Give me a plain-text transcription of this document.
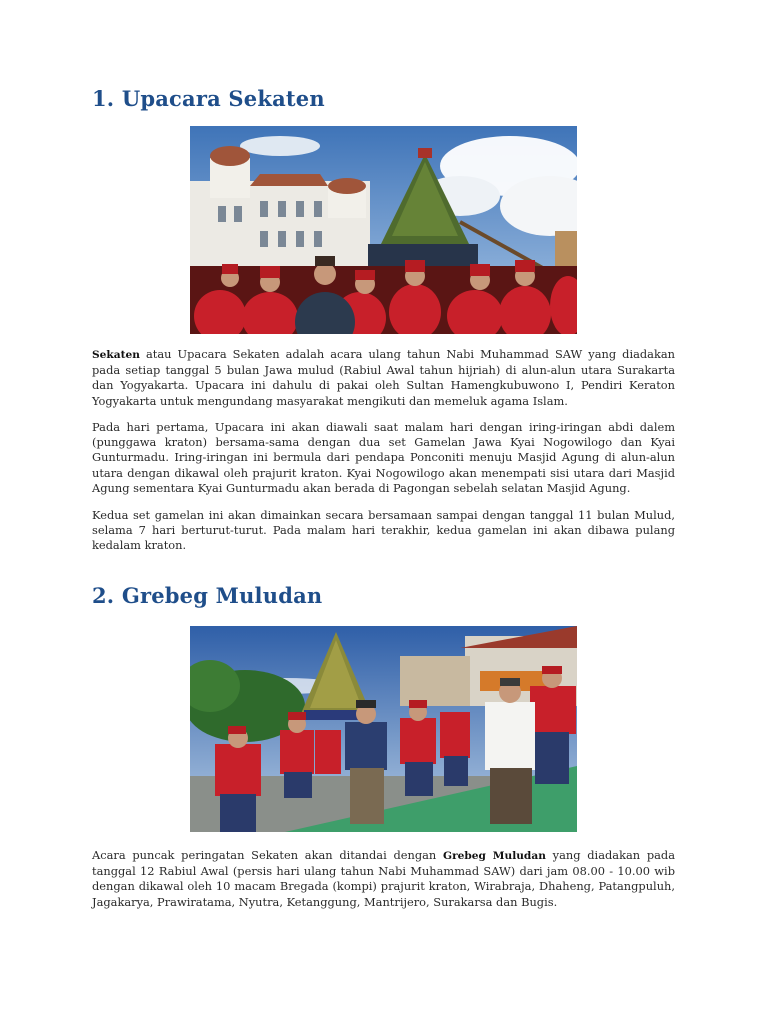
1. Upacara Sekaten

Sekaten atau Upacara Sekaten adalah acara ulang tahun Nabi Muhammad SAW yang diadakan pada setiap tanggal 5 bulan Jawa mulud (Rabiul Awal tahun hijriah) di alun-alun utara Surakarta dan Yogyakarta. Upacara ini dahulu di pakai oleh Sultan Hamengkubuwono I, Pendiri Keraton Yogyakarta untuk mengundang masyarakat mengikuti dan memeluk agama Islam.

Pada hari pertama, Upacara ini akan diawali saat malam hari dengan iring-iringan abdi dalem (punggawa kraton) bersama-sama dengan dua set Gamelan Jawa Kyai Nogowilogo dan Kyai Gunturmadu. Iring-iringan ini bermula dari pendapa Ponconiti menuju Masjid Agung di alun-alun utara dengan dikawal oleh prajurit kraton. Kyai Nogowilogo akan menempati sisi utara dari Masjid Agung sementara Kyai Gunturmadu akan berada di Pagongan sebelah selatan Masjid Agung.

Kedua set gamelan ini akan dimainkan secara bersamaan sampai dengan tanggal 11 bulan Mulud, selama 7 hari berturut-turut. Pada malam hari terakhir, kedua gamelan ini akan dibawa pulang kedalam kraton.

2. Grebeg Muludan

Acara puncak peringatan Sekaten akan ditandai dengan Grebeg Muludan yang diadakan pada tanggal 12 Rabiul Awal (persis hari ulang tahun Nabi Muhammad SAW) dari jam 08.00 - 10.00 wib dengan dikawal oleh 10 macam Bregada (kompi) prajurit kraton, Wirabraja, Dhaheng, Patangpuluh, Jagakarya, Prawiratama, Nyutra, Ketanggung, Mantrijero, Surakarsa dan Bugis.
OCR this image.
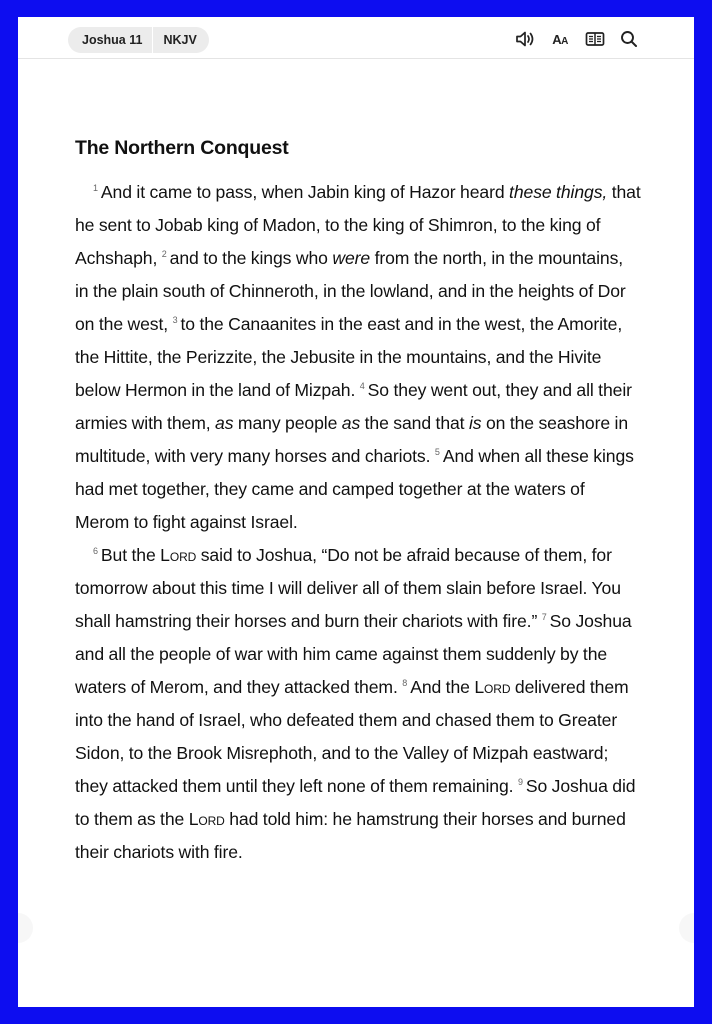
Joshua 11	NKJV	AA
The Northern Conquest

$^1$ And it came to pass, when Jabin king of Hazor heard these things, that he sent to Jobab king of Madon, to the king of Shimron, to the king of Achshaph, $^2$ and to the kings who were from the north, in the mountains, in the plain south of Chinneroth, in the lowland, and in the heights of Dor on the west, $^3$ to the Canaanites in the east and in the west, the Amorite, the Hittite, the Perizzite, the Jebusite in the mountains, and the Hivite below Hermon in the land of Mizpah. $^4$ So they went out, they and all their armies with them, as many people as the sand that is on the seashore in multitude, with very many horses and chariots. $^5$ And when all these kings had met together, they came and camped together at the waters of Merom to fight against Israel.

$^6$ But the Lord said to Joshua, “Do not be afraid because of them, for tomorrow about this time I will deliver all of them slain before Israel. You shall hamstring their horses and burn their chariots with fire.” $^7$ So Joshua and all the people of war with him came against them suddenly by the waters of Merom, and they attacked them. $^8$ And the Lord delivered them into the hand of Israel, who defeated them and chased them to Greater Sidon, to the Brook Misrephoth, and to the Valley of Mizpah eastward; they attacked them until they left none of them remaining. $^9$ So Joshua did to them as the Lord had told him: he hamstrung their horses and burned their chariots with fire.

▬▬▬▬▬▬

Your task is to reproduce all of the material exactly. The pictures stay out.

# [Solution for this exercise]
Give me a plain-text transcription of this document.
1. Upacara Sekaten

Sekaten atau Upacara Sekaten adalah acara ulang tahun Nabi Muhammad SAW yang diadakan pada setiap tanggal 5 bulan Jawa mulud (Rabiul Awal tahun hijriah) di alun-alun utara Surakarta dan Yogyakarta. Upacara ini dahulu di pakai oleh Sultan Hamengkubuwono I, Pendiri Keraton Yogyakarta untuk mengundang masyarakat mengikuti dan memeluk agama Islam.

Pada hari pertama, Upacara ini akan diawali saat malam hari dengan iring-iringan abdi dalem (punggawa kraton) bersama-sama dengan dua set Gamelan Jawa Kyai Nogowilogo dan Kyai Gunturmadu. Iring-iringan ini bermula dari pendapa Ponconiti menuju Masjid Agung di alun-alun utara dengan dikawal oleh prajurit kraton. Kyai Nogowilogo akan menempati sisi utara dari Masjid Agung sementara Kyai Gunturmadu akan berada di Pagongan sebelah selatan Masjid Agung.

Kedua set gamelan ini akan dimainkan secara bersamaan sampai dengan tanggal 11 bulan Mulud, selama 7 hari berturut-turut. Pada malam hari terakhir, kedua gamelan ini akan dibawa pulang kedalam kraton.

2. Grebeg Muludan

Acara puncak peringatan Sekaten akan ditandai dengan Grebeg Muludan yang diadakan pada tanggal 12 Rabiul Awal (persis hari ulang tahun Nabi Muhammad SAW) dari jam 08.00 - 10.00 wib dengan dikawal oleh 10 macam Bregada (kompi) prajurit kraton, Wirabraja, Dhaheng, Patangpuluh, Jagakarya, Prawiratama, Nyutra, Ketanggung, Mantrijero, Surakarsa dan Bugis.
OCR this image.
Joshua 11	NKJV	AA
The Northern Conquest

$^1$ And it came to pass, when Jabin king of Hazor heard these things, that he sent to Jobab king of Madon, to the king of Shimron, to the king of Achshaph, $^2$ and to the kings who were from the north, in the mountains, in the plain south of Chinneroth, in the lowland, and in the heights of Dor on the west, $^3$ to the Canaanites in the east and in the west, the Amorite, the Hittite, the Perizzite, the Jebusite in the mountains, and the Hivite below Hermon in the land of Mizpah. $^4$ So they went out, they and all their armies with them, as many people as the sand that is on the seashore in multitude, with very many horses and chariots. $^5$ And when all these kings had met together, they came and camped together at the waters of Merom to fight against Israel.

$^6$ But the Lord said to Joshua, “Do not be afraid because of them, for tomorrow about this time I will deliver all of them slain before Israel. You shall hamstring their horses and burn their chariots with fire.” $^7$ So Joshua and all the people of war with him came against them suddenly by the waters of Merom, and they attacked them. $^8$ And the Lord delivered them into the hand of Israel, who defeated them and chased them to Greater Sidon, to the Brook Misrephoth, and to the Valley of Mizpah eastward; they attacked them until they left none of them remaining. $^9$ So Joshua did to them as the Lord had told him: he hamstrung their horses and burned their chariots with fire.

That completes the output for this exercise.